• Stated exercise
Your copy should contain exactly the lines from the one that holds "Transcribe this image's" through the end of the material, reproduced as written, with no pictures.

• Material shown
★ ★ ★ ★
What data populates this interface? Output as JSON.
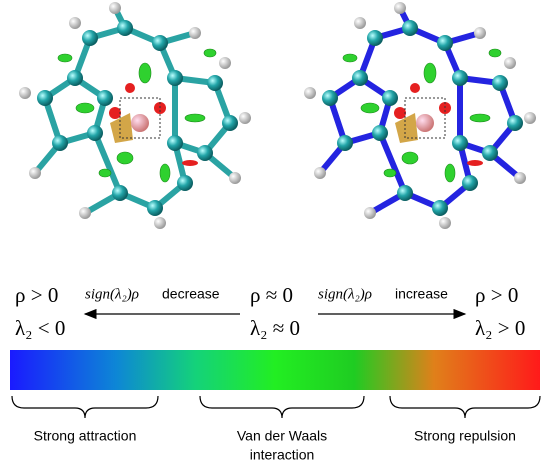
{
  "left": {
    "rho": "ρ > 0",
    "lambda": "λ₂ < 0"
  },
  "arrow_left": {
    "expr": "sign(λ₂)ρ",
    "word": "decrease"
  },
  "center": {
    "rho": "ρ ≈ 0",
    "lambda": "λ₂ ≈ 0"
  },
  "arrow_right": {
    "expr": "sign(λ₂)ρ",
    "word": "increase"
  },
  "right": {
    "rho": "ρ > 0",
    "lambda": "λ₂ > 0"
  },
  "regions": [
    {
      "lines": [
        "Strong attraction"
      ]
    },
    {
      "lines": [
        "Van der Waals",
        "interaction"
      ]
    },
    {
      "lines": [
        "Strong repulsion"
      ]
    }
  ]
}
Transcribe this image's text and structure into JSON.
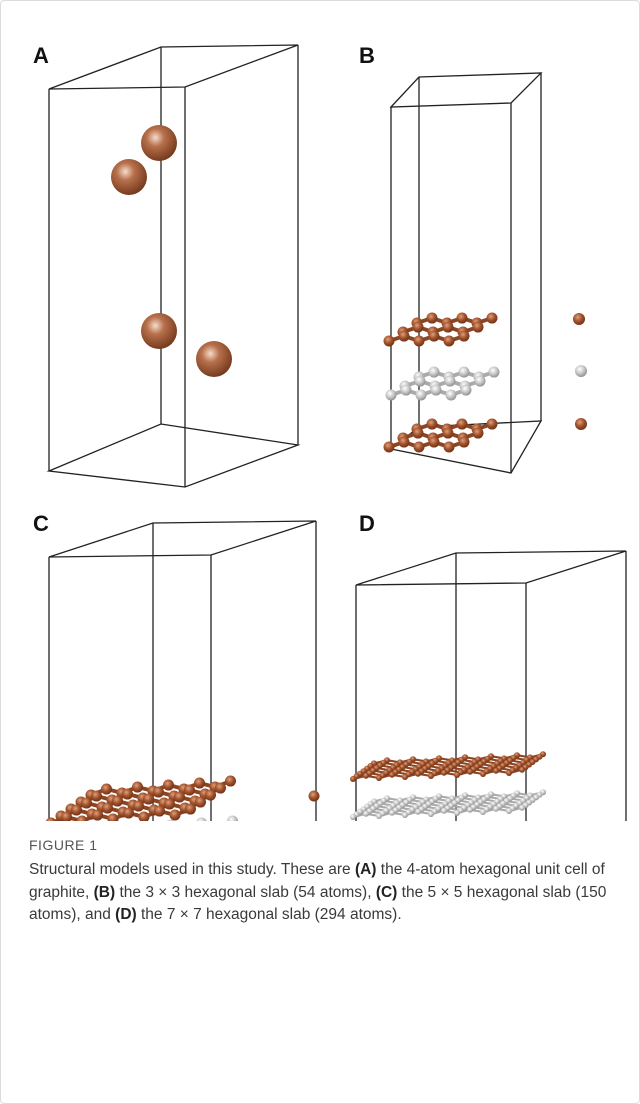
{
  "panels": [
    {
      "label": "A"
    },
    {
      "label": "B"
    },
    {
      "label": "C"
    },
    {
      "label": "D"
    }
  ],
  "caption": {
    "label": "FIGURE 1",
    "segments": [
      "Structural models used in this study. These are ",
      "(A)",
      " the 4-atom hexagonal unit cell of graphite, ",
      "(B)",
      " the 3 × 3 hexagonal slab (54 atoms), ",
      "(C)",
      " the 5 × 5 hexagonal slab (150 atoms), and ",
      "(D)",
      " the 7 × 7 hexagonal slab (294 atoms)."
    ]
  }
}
★ ★ ★ ★
• Exercise result
Transcribe this image's text and structure into JSON.
{
  "panels": [
    {
      "label": "A"
    },
    {
      "label": "B"
    },
    {
      "label": "C"
    },
    {
      "label": "D"
    }
  ],
  "caption": {
    "label": "FIGURE 1",
    "segments": [
      "Structural models used in this study. These are ",
      "(A)",
      " the 4-atom hexagonal unit cell of graphite, ",
      "(B)",
      " the 3 × 3 hexagonal slab (54 atoms), ",
      "(C)",
      " the 5 × 5 hexagonal slab (150 atoms), and ",
      "(D)",
      " the 7 × 7 hexagonal slab (294 atoms)."
    ]
  }
}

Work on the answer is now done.